(Set task): Only lines with the word "value" are needed; collect each of them from the listing below.
===== Stored data
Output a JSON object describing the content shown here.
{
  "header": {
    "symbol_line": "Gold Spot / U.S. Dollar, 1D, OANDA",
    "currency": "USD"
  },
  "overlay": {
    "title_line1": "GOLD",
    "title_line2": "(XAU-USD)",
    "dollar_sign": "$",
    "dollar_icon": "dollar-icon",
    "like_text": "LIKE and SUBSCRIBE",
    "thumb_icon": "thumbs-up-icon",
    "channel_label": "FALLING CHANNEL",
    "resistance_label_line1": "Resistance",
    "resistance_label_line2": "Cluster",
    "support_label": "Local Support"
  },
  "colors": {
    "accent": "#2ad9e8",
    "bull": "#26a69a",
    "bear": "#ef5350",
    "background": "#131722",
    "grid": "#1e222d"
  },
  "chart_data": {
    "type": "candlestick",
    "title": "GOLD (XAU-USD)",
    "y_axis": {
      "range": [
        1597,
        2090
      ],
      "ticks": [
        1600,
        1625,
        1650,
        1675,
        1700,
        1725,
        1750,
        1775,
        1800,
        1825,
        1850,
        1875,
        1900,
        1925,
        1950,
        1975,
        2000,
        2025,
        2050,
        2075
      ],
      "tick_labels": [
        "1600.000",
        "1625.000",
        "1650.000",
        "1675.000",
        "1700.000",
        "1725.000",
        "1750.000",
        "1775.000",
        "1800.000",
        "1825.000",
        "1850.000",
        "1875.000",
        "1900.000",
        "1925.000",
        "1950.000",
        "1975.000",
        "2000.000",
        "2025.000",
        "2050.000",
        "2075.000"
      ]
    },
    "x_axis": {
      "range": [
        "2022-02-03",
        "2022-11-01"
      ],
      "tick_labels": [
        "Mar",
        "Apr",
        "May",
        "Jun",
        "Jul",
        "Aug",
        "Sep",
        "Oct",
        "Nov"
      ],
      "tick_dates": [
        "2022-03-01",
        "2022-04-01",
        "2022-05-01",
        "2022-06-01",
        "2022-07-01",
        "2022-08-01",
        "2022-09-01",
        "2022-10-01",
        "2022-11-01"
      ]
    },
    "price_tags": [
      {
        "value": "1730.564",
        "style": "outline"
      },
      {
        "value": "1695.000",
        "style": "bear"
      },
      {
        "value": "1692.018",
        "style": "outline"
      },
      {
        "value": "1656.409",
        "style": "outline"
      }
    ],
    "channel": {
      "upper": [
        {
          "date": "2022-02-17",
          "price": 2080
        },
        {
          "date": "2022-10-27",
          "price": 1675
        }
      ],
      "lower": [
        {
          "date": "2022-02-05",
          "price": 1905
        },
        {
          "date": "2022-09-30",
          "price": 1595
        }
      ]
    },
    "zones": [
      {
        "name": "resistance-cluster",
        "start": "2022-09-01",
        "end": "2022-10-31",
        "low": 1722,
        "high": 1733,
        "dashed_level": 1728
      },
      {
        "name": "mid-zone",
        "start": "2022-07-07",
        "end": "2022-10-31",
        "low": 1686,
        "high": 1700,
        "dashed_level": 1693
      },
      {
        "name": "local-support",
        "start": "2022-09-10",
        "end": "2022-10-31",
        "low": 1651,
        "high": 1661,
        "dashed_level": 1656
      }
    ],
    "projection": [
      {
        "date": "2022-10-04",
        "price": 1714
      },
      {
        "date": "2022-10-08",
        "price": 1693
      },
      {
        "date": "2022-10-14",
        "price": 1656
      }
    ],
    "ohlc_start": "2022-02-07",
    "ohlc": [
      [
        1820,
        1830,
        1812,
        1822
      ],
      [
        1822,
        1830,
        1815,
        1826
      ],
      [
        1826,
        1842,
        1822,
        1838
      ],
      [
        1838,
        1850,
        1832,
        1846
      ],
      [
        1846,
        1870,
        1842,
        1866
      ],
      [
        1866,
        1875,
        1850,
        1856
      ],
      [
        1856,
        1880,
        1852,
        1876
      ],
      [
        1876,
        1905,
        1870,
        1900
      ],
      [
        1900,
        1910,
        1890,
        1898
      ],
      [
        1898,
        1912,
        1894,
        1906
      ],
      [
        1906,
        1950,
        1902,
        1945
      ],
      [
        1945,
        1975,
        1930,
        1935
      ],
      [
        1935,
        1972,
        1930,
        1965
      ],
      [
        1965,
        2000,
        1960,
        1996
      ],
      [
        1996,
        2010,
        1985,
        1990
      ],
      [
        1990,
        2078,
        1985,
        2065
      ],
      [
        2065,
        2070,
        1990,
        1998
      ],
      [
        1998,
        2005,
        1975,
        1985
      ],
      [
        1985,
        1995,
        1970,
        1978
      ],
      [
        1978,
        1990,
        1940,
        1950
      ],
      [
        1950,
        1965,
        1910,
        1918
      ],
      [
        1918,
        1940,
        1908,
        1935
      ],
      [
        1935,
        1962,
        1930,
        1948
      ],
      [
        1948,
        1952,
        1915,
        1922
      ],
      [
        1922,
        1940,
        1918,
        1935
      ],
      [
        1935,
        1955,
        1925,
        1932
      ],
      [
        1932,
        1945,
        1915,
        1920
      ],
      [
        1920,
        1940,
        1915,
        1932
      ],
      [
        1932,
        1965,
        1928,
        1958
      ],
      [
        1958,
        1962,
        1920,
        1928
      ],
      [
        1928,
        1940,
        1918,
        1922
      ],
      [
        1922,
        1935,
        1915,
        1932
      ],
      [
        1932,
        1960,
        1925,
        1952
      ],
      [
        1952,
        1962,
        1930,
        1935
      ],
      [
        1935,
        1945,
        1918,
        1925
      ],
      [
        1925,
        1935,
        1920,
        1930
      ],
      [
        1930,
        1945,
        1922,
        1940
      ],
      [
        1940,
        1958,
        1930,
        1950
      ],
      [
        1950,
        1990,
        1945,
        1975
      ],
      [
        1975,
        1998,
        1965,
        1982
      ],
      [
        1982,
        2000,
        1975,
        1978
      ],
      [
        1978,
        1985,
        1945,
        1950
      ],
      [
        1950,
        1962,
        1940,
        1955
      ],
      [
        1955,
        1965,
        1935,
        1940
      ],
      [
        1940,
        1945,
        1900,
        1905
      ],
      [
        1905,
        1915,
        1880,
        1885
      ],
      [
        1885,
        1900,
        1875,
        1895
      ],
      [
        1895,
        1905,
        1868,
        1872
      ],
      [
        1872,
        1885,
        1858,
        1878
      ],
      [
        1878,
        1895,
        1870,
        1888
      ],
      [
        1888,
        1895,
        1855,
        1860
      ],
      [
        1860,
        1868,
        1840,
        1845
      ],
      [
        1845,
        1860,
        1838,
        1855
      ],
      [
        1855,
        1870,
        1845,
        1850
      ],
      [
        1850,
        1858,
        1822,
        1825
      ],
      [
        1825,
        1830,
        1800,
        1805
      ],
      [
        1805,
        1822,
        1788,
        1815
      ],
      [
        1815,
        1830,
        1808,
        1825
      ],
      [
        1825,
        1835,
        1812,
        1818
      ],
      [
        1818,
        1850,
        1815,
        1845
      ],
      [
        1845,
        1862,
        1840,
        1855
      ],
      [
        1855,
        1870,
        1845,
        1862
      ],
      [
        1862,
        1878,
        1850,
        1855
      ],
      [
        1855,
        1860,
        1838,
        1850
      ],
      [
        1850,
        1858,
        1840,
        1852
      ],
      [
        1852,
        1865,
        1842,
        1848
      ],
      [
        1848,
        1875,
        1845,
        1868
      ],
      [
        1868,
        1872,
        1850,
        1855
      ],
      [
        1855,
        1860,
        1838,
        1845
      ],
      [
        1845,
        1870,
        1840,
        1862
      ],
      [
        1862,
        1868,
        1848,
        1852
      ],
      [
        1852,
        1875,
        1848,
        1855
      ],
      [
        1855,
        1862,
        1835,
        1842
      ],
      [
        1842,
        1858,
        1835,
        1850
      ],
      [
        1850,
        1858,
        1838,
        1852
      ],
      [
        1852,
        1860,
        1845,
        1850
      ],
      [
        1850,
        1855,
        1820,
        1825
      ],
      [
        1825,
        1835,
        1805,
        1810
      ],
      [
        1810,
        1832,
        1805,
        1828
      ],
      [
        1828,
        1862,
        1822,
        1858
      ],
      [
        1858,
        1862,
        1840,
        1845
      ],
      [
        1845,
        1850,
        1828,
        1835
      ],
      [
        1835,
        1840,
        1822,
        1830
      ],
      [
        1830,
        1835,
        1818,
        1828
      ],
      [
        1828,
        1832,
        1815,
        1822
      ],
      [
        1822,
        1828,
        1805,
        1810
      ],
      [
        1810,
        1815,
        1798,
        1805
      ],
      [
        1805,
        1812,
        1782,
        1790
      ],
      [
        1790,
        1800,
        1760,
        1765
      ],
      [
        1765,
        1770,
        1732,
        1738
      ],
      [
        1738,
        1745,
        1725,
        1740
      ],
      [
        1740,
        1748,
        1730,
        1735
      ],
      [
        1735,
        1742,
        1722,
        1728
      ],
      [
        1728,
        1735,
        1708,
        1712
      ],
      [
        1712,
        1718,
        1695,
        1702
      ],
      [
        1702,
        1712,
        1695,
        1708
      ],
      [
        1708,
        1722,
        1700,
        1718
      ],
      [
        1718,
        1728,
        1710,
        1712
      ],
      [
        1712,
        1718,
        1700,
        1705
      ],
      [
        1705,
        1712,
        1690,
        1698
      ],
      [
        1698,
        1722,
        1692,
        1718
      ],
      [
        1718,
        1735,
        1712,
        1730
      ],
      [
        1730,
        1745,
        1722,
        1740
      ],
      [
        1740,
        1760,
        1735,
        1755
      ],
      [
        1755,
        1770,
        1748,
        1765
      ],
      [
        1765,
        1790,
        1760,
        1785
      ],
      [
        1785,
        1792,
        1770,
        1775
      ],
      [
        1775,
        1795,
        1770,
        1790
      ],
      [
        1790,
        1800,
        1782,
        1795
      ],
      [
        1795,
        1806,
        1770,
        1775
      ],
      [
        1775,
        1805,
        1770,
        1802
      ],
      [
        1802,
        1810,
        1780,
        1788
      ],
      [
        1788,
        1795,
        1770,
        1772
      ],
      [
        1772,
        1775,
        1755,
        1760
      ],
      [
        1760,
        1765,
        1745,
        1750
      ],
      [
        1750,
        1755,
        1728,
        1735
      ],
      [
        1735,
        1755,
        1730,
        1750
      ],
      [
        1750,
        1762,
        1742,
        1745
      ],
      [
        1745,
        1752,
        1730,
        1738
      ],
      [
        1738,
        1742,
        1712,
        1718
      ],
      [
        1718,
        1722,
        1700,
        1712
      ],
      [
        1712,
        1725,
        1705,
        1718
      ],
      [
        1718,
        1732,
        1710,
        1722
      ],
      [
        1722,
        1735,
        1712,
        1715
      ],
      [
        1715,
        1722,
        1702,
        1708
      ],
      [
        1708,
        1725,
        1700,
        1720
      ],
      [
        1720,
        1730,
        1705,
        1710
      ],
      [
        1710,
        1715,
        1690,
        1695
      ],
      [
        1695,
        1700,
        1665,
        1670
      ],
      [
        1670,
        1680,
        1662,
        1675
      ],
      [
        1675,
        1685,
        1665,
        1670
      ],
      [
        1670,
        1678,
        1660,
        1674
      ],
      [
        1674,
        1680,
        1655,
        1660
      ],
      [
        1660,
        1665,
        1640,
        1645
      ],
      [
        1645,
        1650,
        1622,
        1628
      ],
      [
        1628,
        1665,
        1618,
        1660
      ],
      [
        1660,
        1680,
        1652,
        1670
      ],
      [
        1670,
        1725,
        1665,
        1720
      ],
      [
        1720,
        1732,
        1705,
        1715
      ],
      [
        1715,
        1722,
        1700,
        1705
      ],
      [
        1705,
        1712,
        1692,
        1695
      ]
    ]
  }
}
==========
(Task result):
        "value": "1730.564",
        "value": "1695.000",
        "value": "1692.018",
        "value": "1656.409",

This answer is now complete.